» Exercise brief
Give every line back verbatim, dropping all images.

————————

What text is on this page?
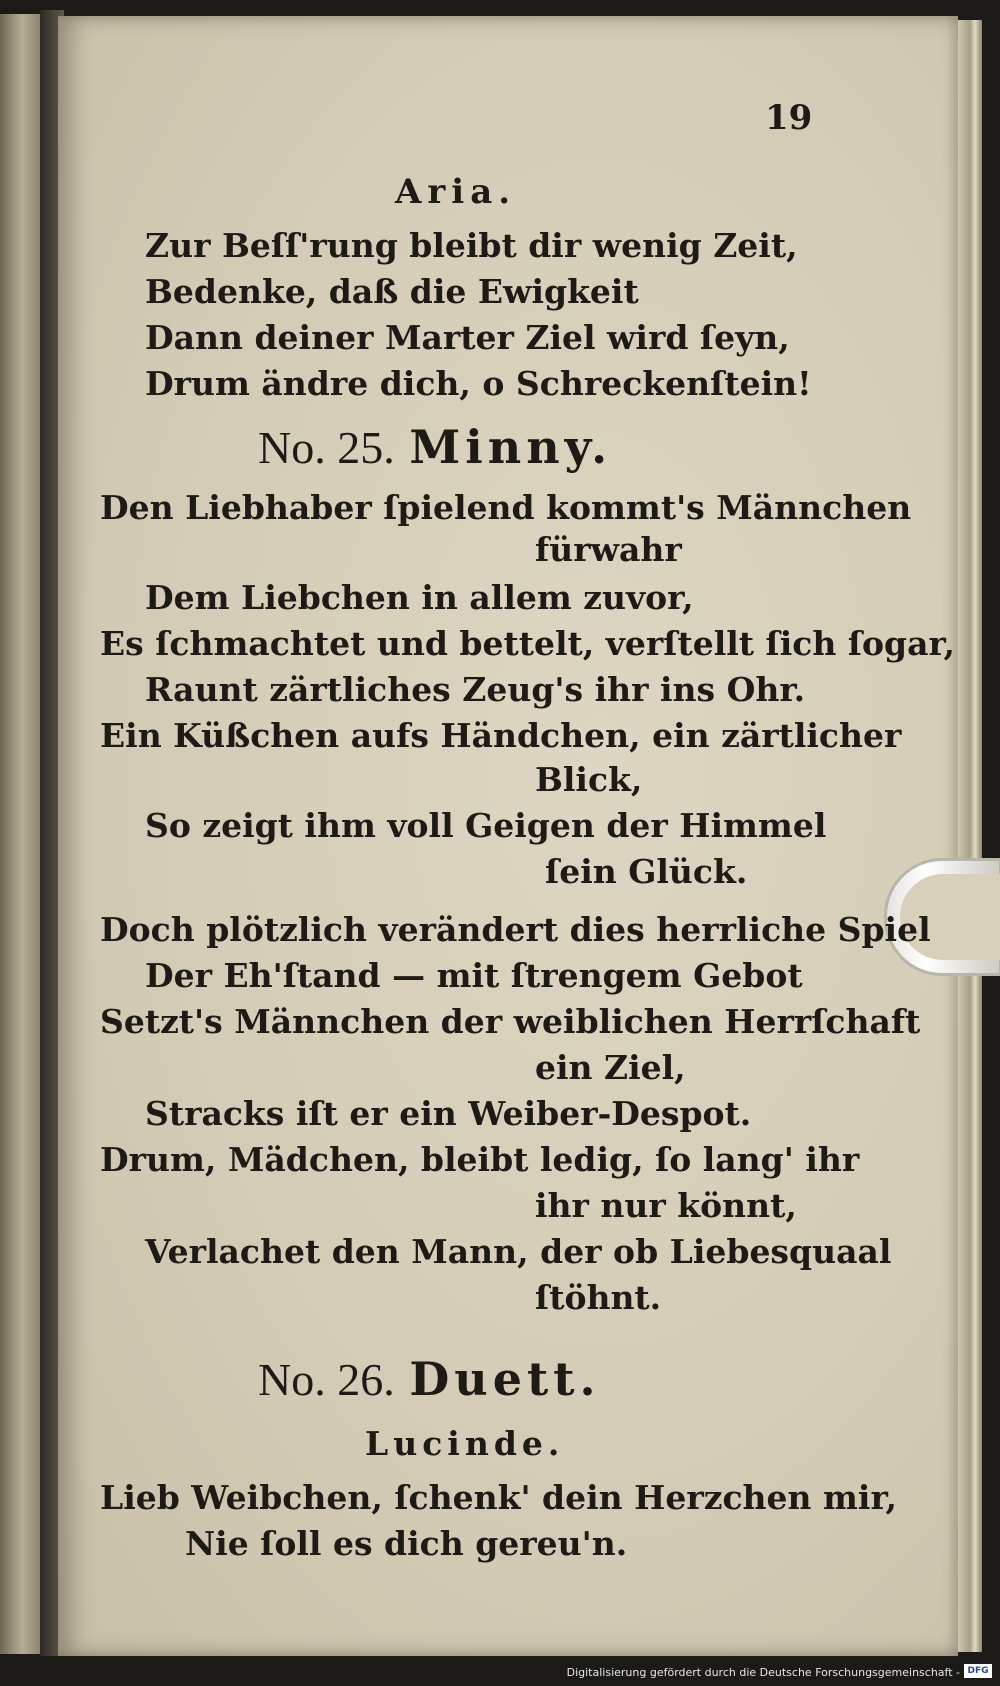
19
Aria.
Zur Beſſ'rung bleibt dir wenig Zeit,
Bedenke, daß die Ewigkeit
Dann deiner Marter Ziel wird ſeyn,
Drum ändre dich, o Schreckenſtein!
No. 25. Minny.
Den Liebhaber ſpielend kommt's Männchen
fürwahr
Dem Liebchen in allem zuvor,
Es ſchmachtet und bettelt, verſtellt ſich ſogar,
Raunt zärtliches Zeug's ihr ins Ohr.
Ein Küßchen aufs Händchen, ein zärtlicher
Blick,
So zeigt ihm voll Geigen der Himmel
ſein Glück.
Doch plötzlich verändert dies herrliche Spiel
Der Eh'ſtand — mit ſtrengem Gebot
Setzt's Männchen der weiblichen Herrſchaft
ein Ziel,
Stracks iſt er ein Weiber-Despot.
Drum, Mädchen, bleibt ledig, ſo lang' ihr
ihr nur könnt,
Verlachet den Mann, der ob Liebesquaal
ſtöhnt.
No. 26. Duett.
Lucinde.
Lieb Weibchen, ſchenk' dein Herzchen mir,
Nie ſoll es dich gereu'n.
Digitalisierung gefördert durch die Deutsche Forschungsgemeinschaft - DFG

————————

» Solution for this problem
What text is on this page?
19
Aria.
Zur Beſſ'rung bleibt dir wenig Zeit,
Bedenke, daß die Ewigkeit
Dann deiner Marter Ziel wird ſeyn,
Drum ändre dich, o Schreckenſtein!
No. 25. Minny.
Den Liebhaber ſpielend kommt's Männchen
fürwahr
Dem Liebchen in allem zuvor,
Es ſchmachtet und bettelt, verſtellt ſich ſogar,
Raunt zärtliches Zeug's ihr ins Ohr.
Ein Küßchen aufs Händchen, ein zärtlicher
Blick,
So zeigt ihm voll Geigen der Himmel
ſein Glück.
Doch plötzlich verändert dies herrliche Spiel
Der Eh'ſtand — mit ſtrengem Gebot
Setzt's Männchen der weiblichen Herrſchaft
ein Ziel,
Stracks iſt er ein Weiber-Despot.
Drum, Mädchen, bleibt ledig, ſo lang' ihr
ihr nur könnt,
Verlachet den Mann, der ob Liebesquaal
ſtöhnt.
No. 26. Duett.
Lucinde.
Lieb Weibchen, ſchenk' dein Herzchen mir,
Nie ſoll es dich gereu'n.
Digitalisierung gefördert durch die Deutsche Forschungsgemeinschaft - DFG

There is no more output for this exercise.